### Task directions
Beneath this sentence is a set of records; write each of them out exactly.
╔══
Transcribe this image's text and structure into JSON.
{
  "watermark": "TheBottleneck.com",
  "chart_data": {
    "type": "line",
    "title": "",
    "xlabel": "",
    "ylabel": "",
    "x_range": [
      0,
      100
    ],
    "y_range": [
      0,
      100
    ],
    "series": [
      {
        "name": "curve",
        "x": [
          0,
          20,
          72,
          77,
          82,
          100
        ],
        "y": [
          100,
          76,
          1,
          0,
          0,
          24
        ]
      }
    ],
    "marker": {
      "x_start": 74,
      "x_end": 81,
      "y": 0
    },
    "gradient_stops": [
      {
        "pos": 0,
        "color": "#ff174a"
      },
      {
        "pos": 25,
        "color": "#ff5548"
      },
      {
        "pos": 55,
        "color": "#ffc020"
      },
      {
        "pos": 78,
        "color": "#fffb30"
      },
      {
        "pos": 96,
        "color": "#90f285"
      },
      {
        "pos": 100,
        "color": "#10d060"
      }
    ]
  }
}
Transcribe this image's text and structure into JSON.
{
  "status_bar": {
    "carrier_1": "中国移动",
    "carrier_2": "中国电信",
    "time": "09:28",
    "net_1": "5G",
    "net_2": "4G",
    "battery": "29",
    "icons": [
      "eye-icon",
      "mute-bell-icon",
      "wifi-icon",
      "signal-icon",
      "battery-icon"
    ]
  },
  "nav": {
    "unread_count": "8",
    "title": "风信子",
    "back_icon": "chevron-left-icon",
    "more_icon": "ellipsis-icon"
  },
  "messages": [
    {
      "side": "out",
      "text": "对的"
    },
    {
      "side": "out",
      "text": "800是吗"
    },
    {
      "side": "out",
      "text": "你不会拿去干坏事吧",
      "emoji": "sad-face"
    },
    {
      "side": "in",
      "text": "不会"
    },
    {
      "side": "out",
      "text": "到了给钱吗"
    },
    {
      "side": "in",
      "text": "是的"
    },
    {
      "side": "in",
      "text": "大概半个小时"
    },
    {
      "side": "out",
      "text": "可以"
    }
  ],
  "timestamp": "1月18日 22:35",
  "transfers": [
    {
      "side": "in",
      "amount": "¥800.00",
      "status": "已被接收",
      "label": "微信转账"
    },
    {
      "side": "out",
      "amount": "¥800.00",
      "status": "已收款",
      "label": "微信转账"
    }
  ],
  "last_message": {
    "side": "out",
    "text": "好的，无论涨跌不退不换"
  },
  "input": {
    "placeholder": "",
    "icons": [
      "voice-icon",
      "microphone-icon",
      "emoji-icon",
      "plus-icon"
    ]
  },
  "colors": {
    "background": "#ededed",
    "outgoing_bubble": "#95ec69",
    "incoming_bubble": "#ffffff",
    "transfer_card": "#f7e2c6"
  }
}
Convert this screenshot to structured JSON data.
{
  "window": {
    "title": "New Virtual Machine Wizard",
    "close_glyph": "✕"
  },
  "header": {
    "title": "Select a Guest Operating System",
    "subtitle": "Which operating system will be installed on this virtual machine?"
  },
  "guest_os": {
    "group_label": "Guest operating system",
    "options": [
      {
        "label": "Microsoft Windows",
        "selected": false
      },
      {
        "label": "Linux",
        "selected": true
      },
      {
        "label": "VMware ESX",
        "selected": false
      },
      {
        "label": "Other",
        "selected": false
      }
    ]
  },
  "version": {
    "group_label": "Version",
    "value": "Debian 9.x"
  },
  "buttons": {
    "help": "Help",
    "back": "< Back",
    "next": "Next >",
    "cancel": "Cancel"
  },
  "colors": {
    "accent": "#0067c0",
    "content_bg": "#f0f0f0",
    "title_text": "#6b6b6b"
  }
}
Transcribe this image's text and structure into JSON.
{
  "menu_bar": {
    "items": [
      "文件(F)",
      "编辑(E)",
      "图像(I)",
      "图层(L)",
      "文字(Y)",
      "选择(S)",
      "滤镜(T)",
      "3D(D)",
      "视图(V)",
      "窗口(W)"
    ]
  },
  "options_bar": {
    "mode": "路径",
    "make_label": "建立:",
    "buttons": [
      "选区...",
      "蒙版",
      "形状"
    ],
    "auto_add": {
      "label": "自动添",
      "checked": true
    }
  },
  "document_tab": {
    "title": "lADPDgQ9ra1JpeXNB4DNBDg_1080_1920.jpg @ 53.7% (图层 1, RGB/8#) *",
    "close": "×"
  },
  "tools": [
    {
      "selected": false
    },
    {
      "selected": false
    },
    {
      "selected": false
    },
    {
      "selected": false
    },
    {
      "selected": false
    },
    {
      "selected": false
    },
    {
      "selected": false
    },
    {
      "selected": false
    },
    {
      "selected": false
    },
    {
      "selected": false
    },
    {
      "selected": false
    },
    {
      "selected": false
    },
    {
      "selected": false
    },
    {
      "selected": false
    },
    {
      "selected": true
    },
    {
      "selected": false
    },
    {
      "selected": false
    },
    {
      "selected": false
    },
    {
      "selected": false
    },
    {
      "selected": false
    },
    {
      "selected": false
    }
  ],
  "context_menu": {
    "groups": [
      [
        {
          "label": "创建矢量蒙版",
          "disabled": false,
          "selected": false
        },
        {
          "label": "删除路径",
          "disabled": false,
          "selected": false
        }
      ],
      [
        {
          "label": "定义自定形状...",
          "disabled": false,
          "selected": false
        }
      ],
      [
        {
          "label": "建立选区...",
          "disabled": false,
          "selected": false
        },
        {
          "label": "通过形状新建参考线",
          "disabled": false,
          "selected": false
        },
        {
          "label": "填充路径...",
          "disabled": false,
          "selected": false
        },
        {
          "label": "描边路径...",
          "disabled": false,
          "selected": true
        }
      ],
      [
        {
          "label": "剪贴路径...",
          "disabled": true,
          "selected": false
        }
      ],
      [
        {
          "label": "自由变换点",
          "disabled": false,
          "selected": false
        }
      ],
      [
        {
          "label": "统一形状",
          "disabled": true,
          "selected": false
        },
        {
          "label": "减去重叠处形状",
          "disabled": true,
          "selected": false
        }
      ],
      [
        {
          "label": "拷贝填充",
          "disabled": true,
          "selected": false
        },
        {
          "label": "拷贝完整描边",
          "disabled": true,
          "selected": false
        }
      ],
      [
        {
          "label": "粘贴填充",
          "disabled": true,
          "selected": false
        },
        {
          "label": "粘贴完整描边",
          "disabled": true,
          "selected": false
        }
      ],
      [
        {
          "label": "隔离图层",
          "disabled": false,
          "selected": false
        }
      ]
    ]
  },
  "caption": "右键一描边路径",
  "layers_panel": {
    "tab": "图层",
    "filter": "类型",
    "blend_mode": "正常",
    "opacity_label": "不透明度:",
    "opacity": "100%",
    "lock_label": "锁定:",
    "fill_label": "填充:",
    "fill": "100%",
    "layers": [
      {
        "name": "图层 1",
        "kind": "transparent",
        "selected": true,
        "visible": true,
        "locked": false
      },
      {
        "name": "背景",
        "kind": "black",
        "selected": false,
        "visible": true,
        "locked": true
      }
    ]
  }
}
╚══
### Result for this task
Transcribe this image's text and structure into JSON.
{
  "watermark": "TheBottleneck.com",
  "chart_data": {
    "type": "line",
    "title": "",
    "xlabel": "",
    "ylabel": "",
    "x_range": [
      0,
      100
    ],
    "y_range": [
      0,
      100
    ],
    "series": [
      {
        "name": "curve",
        "x": [
          0,
          20,
          72,
          77,
          82,
          100
        ],
        "y": [
          100,
          76,
          1,
          0,
          0,
          24
        ]
      }
    ],
    "marker": {
      "x_start": 74,
      "x_end": 81,
      "y": 0
    },
    "gradient_stops": [
      {
        "pos": 0,
        "color": "#ff174a"
      },
      {
        "pos": 25,
        "color": "#ff5548"
      },
      {
        "pos": 55,
        "color": "#ffc020"
      },
      {
        "pos": 78,
        "color": "#fffb30"
      },
      {
        "pos": 96,
        "color": "#90f285"
      },
      {
        "pos": 100,
        "color": "#10d060"
      }
    ]
  }
}
Transcribe this image's text and structure into JSON.
{
  "status_bar": {
    "carrier_1": "中国移动",
    "carrier_2": "中国电信",
    "time": "09:28",
    "net_1": "5G",
    "net_2": "4G",
    "battery": "29",
    "icons": [
      "eye-icon",
      "mute-bell-icon",
      "wifi-icon",
      "signal-icon",
      "battery-icon"
    ]
  },
  "nav": {
    "unread_count": "8",
    "title": "风信子",
    "back_icon": "chevron-left-icon",
    "more_icon": "ellipsis-icon"
  },
  "messages": [
    {
      "side": "out",
      "text": "对的"
    },
    {
      "side": "out",
      "text": "800是吗"
    },
    {
      "side": "out",
      "text": "你不会拿去干坏事吧",
      "emoji": "sad-face"
    },
    {
      "side": "in",
      "text": "不会"
    },
    {
      "side": "out",
      "text": "到了给钱吗"
    },
    {
      "side": "in",
      "text": "是的"
    },
    {
      "side": "in",
      "text": "大概半个小时"
    },
    {
      "side": "out",
      "text": "可以"
    }
  ],
  "timestamp": "1月18日 22:35",
  "transfers": [
    {
      "side": "in",
      "amount": "¥800.00",
      "status": "已被接收",
      "label": "微信转账"
    },
    {
      "side": "out",
      "amount": "¥800.00",
      "status": "已收款",
      "label": "微信转账"
    }
  ],
  "last_message": {
    "side": "out",
    "text": "好的，无论涨跌不退不换"
  },
  "input": {
    "placeholder": "",
    "icons": [
      "voice-icon",
      "microphone-icon",
      "emoji-icon",
      "plus-icon"
    ]
  },
  "colors": {
    "background": "#ededed",
    "outgoing_bubble": "#95ec69",
    "incoming_bubble": "#ffffff",
    "transfer_card": "#f7e2c6"
  }
}
Convert this screenshot to structured JSON data.
{
  "window": {
    "title": "New Virtual Machine Wizard",
    "close_glyph": "✕"
  },
  "header": {
    "title": "Select a Guest Operating System",
    "subtitle": "Which operating system will be installed on this virtual machine?"
  },
  "guest_os": {
    "group_label": "Guest operating system",
    "options": [
      {
        "label": "Microsoft Windows",
        "selected": false
      },
      {
        "label": "Linux",
        "selected": true
      },
      {
        "label": "VMware ESX",
        "selected": false
      },
      {
        "label": "Other",
        "selected": false
      }
    ]
  },
  "version": {
    "group_label": "Version",
    "value": "Debian 9.x"
  },
  "buttons": {
    "help": "Help",
    "back": "< Back",
    "next": "Next >",
    "cancel": "Cancel"
  },
  "colors": {
    "accent": "#0067c0",
    "content_bg": "#f0f0f0",
    "title_text": "#6b6b6b"
  }
}
Transcribe this image's text and structure into JSON.
{
  "menu_bar": {
    "items": [
      "文件(F)",
      "编辑(E)",
      "图像(I)",
      "图层(L)",
      "文字(Y)",
      "选择(S)",
      "滤镜(T)",
      "3D(D)",
      "视图(V)",
      "窗口(W)"
    ]
  },
  "options_bar": {
    "mode": "路径",
    "make_label": "建立:",
    "buttons": [
      "选区...",
      "蒙版",
      "形状"
    ],
    "auto_add": {
      "label": "自动添",
      "checked": true
    }
  },
  "document_tab": {
    "title": "lADPDgQ9ra1JpeXNB4DNBDg_1080_1920.jpg @ 53.7% (图层 1, RGB/8#) *",
    "close": "×"
  },
  "tools": [
    {
      "selected": false
    },
    {
      "selected": false
    },
    {
      "selected": false
    },
    {
      "selected": false
    },
    {
      "selected": false
    },
    {
      "selected": false
    },
    {
      "selected": false
    },
    {
      "selected": false
    },
    {
      "selected": false
    },
    {
      "selected": false
    },
    {
      "selected": false
    },
    {
      "selected": false
    },
    {
      "selected": false
    },
    {
      "selected": false
    },
    {
      "selected": true
    },
    {
      "selected": false
    },
    {
      "selected": false
    },
    {
      "selected": false
    },
    {
      "selected": false
    },
    {
      "selected": false
    },
    {
      "selected": false
    }
  ],
  "context_menu": {
    "groups": [
      [
        {
          "label": "创建矢量蒙版",
          "disabled": false,
          "selected": false
        },
        {
          "label": "删除路径",
          "disabled": false,
          "selected": false
        }
      ],
      [
        {
          "label": "定义自定形状...",
          "disabled": false,
          "selected": false
        }
      ],
      [
        {
          "label": "建立选区...",
          "disabled": false,
          "selected": false
        },
        {
          "label": "通过形状新建参考线",
          "disabled": false,
          "selected": false
        },
        {
          "label": "填充路径...",
          "disabled": false,
          "selected": false
        },
        {
          "label": "描边路径...",
          "disabled": false,
          "selected": true
        }
      ],
      [
        {
          "label": "剪贴路径...",
          "disabled": true,
          "selected": false
        }
      ],
      [
        {
          "label": "自由变换点",
          "disabled": false,
          "selected": false
        }
      ],
      [
        {
          "label": "统一形状",
          "disabled": true,
          "selected": false
        },
        {
          "label": "减去重叠处形状",
          "disabled": true,
          "selected": false
        }
      ],
      [
        {
          "label": "拷贝填充",
          "disabled": true,
          "selected": false
        },
        {
          "label": "拷贝完整描边",
          "disabled": true,
          "selected": false
        }
      ],
      [
        {
          "label": "粘贴填充",
          "disabled": true,
          "selected": false
        },
        {
          "label": "粘贴完整描边",
          "disabled": true,
          "selected": false
        }
      ],
      [
        {
          "label": "隔离图层",
          "disabled": false,
          "selected": false
        }
      ]
    ]
  },
  "caption": "右键一描边路径",
  "layers_panel": {
    "tab": "图层",
    "filter": "类型",
    "blend_mode": "正常",
    "opacity_label": "不透明度:",
    "opacity": "100%",
    "lock_label": "锁定:",
    "fill_label": "填充:",
    "fill": "100%",
    "layers": [
      {
        "name": "图层 1",
        "kind": "transparent",
        "selected": true,
        "visible": true,
        "locked": false
      },
      {
        "name": "背景",
        "kind": "black",
        "selected": false,
        "visible": true,
        "locked": true
      }
    ]
  }
}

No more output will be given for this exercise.